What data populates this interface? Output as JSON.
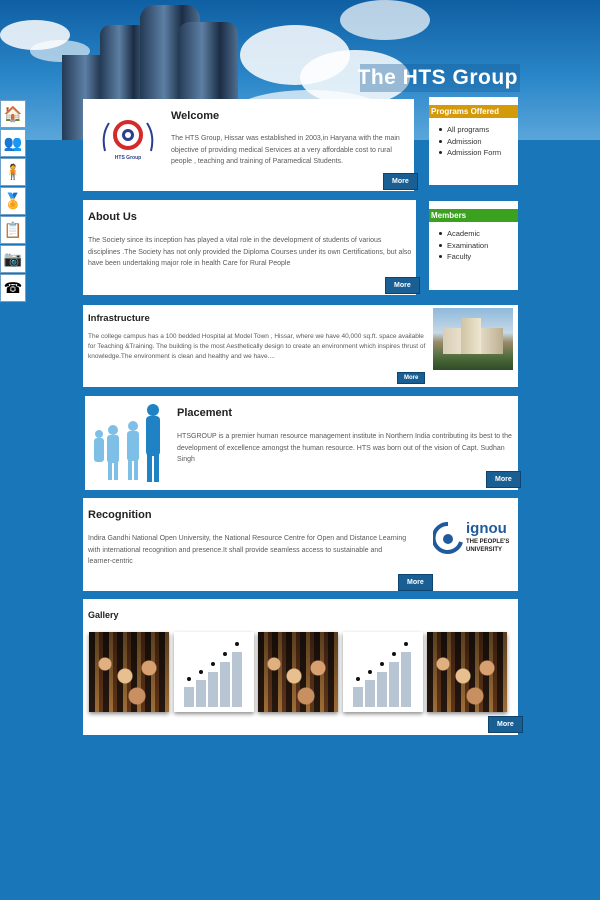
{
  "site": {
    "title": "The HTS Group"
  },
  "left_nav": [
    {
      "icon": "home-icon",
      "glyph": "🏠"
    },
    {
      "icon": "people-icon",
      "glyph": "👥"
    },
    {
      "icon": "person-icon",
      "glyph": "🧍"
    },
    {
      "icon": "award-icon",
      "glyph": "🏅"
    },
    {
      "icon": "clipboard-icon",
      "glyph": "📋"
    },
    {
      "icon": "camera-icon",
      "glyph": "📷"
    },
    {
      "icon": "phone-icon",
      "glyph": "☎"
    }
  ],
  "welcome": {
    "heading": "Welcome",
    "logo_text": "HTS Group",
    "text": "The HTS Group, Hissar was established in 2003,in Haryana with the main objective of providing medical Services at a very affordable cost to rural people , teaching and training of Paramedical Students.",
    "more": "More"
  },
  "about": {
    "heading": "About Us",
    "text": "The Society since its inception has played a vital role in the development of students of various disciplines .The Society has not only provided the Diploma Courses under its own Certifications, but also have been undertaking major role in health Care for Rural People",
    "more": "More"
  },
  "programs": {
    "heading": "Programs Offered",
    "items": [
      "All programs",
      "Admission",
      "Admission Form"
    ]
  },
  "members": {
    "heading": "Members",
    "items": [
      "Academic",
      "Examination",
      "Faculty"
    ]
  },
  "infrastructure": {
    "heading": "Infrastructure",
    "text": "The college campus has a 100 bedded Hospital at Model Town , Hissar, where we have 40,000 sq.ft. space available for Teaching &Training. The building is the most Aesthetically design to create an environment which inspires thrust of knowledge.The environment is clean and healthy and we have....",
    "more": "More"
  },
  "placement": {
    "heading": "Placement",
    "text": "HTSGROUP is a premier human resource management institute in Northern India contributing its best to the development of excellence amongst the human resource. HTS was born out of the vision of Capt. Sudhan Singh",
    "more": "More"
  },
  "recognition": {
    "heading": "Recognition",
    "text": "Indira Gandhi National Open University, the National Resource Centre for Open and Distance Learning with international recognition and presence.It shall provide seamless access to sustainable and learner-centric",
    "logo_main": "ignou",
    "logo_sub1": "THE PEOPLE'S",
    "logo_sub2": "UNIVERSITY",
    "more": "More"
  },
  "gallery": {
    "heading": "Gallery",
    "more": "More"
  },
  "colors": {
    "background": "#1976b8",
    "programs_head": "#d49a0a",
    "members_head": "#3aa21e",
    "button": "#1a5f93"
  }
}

◆ AIM OF THE EXERCISE
Return all lines containing "icon".

◆ ANSWER BELOW
      "icon": "home-icon",
      "icon": "people-icon",
      "icon": "person-icon",
      "icon": "award-icon",
      "icon": "clipboard-icon",
      "icon": "camera-icon",
      "icon": "phone-icon",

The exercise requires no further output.